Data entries
********

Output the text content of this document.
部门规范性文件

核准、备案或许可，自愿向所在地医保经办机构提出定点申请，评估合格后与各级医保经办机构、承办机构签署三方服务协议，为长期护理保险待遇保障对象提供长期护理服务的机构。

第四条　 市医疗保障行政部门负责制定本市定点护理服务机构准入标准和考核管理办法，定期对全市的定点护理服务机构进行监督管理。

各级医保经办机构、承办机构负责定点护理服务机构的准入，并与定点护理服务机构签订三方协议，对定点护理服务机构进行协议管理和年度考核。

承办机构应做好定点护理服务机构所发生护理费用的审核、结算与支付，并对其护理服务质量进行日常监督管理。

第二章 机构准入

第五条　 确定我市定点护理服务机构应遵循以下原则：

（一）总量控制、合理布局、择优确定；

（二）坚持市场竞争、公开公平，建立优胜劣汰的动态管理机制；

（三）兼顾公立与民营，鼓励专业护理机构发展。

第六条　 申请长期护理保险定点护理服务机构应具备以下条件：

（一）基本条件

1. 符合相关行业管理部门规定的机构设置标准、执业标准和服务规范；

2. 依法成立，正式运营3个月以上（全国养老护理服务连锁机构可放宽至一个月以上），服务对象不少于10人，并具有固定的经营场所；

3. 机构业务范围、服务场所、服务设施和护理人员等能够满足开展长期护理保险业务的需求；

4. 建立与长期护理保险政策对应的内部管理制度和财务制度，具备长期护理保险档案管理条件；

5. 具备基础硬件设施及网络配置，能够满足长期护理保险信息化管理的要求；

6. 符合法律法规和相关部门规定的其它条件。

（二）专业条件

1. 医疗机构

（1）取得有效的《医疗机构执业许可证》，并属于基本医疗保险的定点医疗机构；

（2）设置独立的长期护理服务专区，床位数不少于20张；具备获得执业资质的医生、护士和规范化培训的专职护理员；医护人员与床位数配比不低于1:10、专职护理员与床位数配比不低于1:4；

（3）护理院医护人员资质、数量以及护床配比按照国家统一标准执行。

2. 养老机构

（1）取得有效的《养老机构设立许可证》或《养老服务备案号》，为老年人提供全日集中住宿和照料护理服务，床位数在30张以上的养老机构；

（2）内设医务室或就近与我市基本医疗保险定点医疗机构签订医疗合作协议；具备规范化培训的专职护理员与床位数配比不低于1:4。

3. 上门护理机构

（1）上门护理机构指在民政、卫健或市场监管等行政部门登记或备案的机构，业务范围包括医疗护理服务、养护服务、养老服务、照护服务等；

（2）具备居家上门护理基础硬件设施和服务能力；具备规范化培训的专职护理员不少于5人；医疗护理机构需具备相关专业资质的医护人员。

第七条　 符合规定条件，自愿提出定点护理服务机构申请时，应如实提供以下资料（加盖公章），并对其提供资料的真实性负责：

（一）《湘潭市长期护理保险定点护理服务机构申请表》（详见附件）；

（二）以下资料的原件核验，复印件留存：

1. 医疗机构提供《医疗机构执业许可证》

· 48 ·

********

Retype all the records, matching them exactly.

Complete response:
Output the text content of this document.
部门规范性文件

核准、备案或许可，自愿向所在地医保经办机构提出定点申请，评估合格后与各级医保经办机构、承办机构签署三方服务协议，为长期护理保险待遇保障对象提供长期护理服务的机构。

第四条　 市医疗保障行政部门负责制定本市定点护理服务机构准入标准和考核管理办法，定期对全市的定点护理服务机构进行监督管理。

各级医保经办机构、承办机构负责定点护理服务机构的准入，并与定点护理服务机构签订三方协议，对定点护理服务机构进行协议管理和年度考核。

承办机构应做好定点护理服务机构所发生护理费用的审核、结算与支付，并对其护理服务质量进行日常监督管理。

第二章 机构准入

第五条　 确定我市定点护理服务机构应遵循以下原则：

（一）总量控制、合理布局、择优确定；

（二）坚持市场竞争、公开公平，建立优胜劣汰的动态管理机制；

（三）兼顾公立与民营，鼓励专业护理机构发展。

第六条　 申请长期护理保险定点护理服务机构应具备以下条件：

（一）基本条件

1. 符合相关行业管理部门规定的机构设置标准、执业标准和服务规范；

2. 依法成立，正式运营3个月以上（全国养老护理服务连锁机构可放宽至一个月以上），服务对象不少于10人，并具有固定的经营场所；

3. 机构业务范围、服务场所、服务设施和护理人员等能够满足开展长期护理保险业务的需求；

4. 建立与长期护理保险政策对应的内部管理制度和财务制度，具备长期护理保险档案管理条件；

5. 具备基础硬件设施及网络配置，能够满足长期护理保险信息化管理的要求；

6. 符合法律法规和相关部门规定的其它条件。

（二）专业条件

1. 医疗机构

（1）取得有效的《医疗机构执业许可证》，并属于基本医疗保险的定点医疗机构；

（2）设置独立的长期护理服务专区，床位数不少于20张；具备获得执业资质的医生、护士和规范化培训的专职护理员；医护人员与床位数配比不低于1:10、专职护理员与床位数配比不低于1:4；

（3）护理院医护人员资质、数量以及护床配比按照国家统一标准执行。

2. 养老机构

（1）取得有效的《养老机构设立许可证》或《养老服务备案号》，为老年人提供全日集中住宿和照料护理服务，床位数在30张以上的养老机构；

（2）内设医务室或就近与我市基本医疗保险定点医疗机构签订医疗合作协议；具备规范化培训的专职护理员与床位数配比不低于1:4。

3. 上门护理机构

（1）上门护理机构指在民政、卫健或市场监管等行政部门登记或备案的机构，业务范围包括医疗护理服务、养护服务、养老服务、照护服务等；

（2）具备居家上门护理基础硬件设施和服务能力；具备规范化培训的专职护理员不少于5人；医疗护理机构需具备相关专业资质的医护人员。

第七条　 符合规定条件，自愿提出定点护理服务机构申请时，应如实提供以下资料（加盖公章），并对其提供资料的真实性负责：

（一）《湘潭市长期护理保险定点护理服务机构申请表》（详见附件）；

（二）以下资料的原件核验，复印件留存：

1. 医疗机构提供《医疗机构执业许可证》

· 48 ·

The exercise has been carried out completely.